# [Extracted entries]
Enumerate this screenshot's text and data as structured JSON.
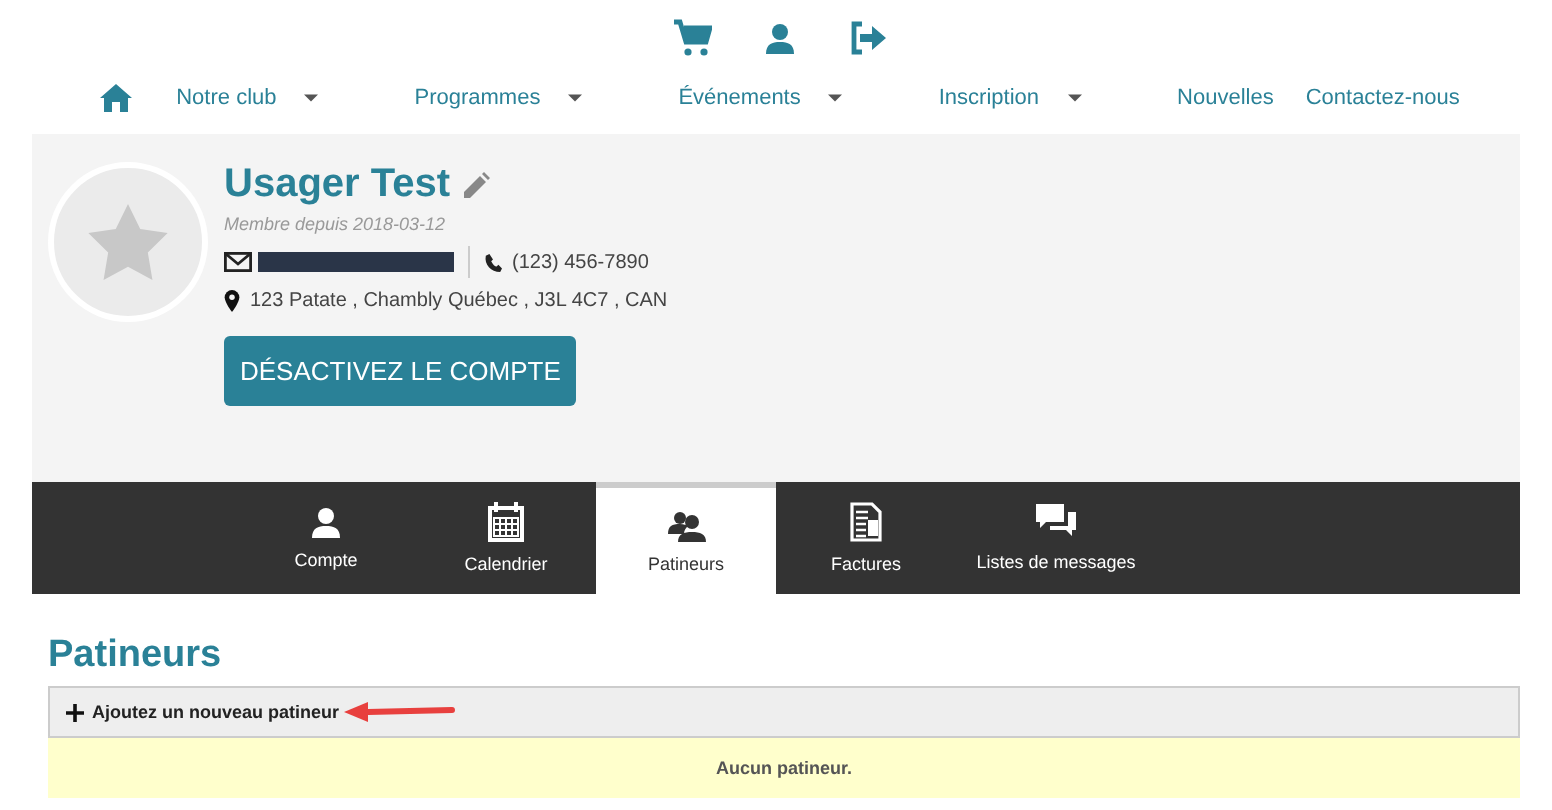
{
  "top_icons": [
    {
      "kind": "cart"
    },
    {
      "kind": "user"
    },
    {
      "kind": "logout"
    }
  ],
  "nav": [
    {
      "label": "Notre club",
      "dropdown": true
    },
    {
      "label": "Programmes",
      "dropdown": true
    },
    {
      "label": "Événements",
      "dropdown": true
    },
    {
      "label": "Inscription",
      "dropdown": true
    },
    {
      "label": "Nouvelles",
      "dropdown": false
    },
    {
      "label": "Contactez-nous",
      "dropdown": false
    }
  ],
  "profile": {
    "name": "Usager Test",
    "member_since": "Membre depuis 2018-03-12",
    "phone": "(123) 456-7890",
    "address": "123 Patate , Chambly Québec , J3L 4C7 , CAN",
    "deactivate_button": "DÉSACTIVEZ LE COMPTE"
  },
  "tabs": [
    {
      "label": "Compte",
      "kind": "user",
      "selected": false
    },
    {
      "label": "Calendrier",
      "kind": "calendar",
      "selected": false
    },
    {
      "label": "Patineurs",
      "kind": "users",
      "selected": true
    },
    {
      "label": "Factures",
      "kind": "invoice",
      "selected": false
    },
    {
      "label": "Listes de messages",
      "kind": "chat",
      "selected": false
    }
  ],
  "section": {
    "title": "Patineurs",
    "add_button": "Ajoutez un nouveau patineur",
    "empty_message": "Aucun patineur."
  }
}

# [Exercise instructions]
Pictures are excluded; copy every other part of the records exactly.

# [Complete response]
Enumerate this screenshot's text and data as structured JSON.
{
  "top_icons": [
    {
      "kind": "cart"
    },
    {
      "kind": "user"
    },
    {
      "kind": "logout"
    }
  ],
  "nav": [
    {
      "label": "Notre club",
      "dropdown": true
    },
    {
      "label": "Programmes",
      "dropdown": true
    },
    {
      "label": "Événements",
      "dropdown": true
    },
    {
      "label": "Inscription",
      "dropdown": true
    },
    {
      "label": "Nouvelles",
      "dropdown": false
    },
    {
      "label": "Contactez-nous",
      "dropdown": false
    }
  ],
  "profile": {
    "name": "Usager Test",
    "member_since": "Membre depuis 2018-03-12",
    "phone": "(123) 456-7890",
    "address": "123 Patate , Chambly Québec , J3L 4C7 , CAN",
    "deactivate_button": "DÉSACTIVEZ LE COMPTE"
  },
  "tabs": [
    {
      "label": "Compte",
      "kind": "user",
      "selected": false
    },
    {
      "label": "Calendrier",
      "kind": "calendar",
      "selected": false
    },
    {
      "label": "Patineurs",
      "kind": "users",
      "selected": true
    },
    {
      "label": "Factures",
      "kind": "invoice",
      "selected": false
    },
    {
      "label": "Listes de messages",
      "kind": "chat",
      "selected": false
    }
  ],
  "section": {
    "title": "Patineurs",
    "add_button": "Ajoutez un nouveau patineur",
    "empty_message": "Aucun patineur."
  }
}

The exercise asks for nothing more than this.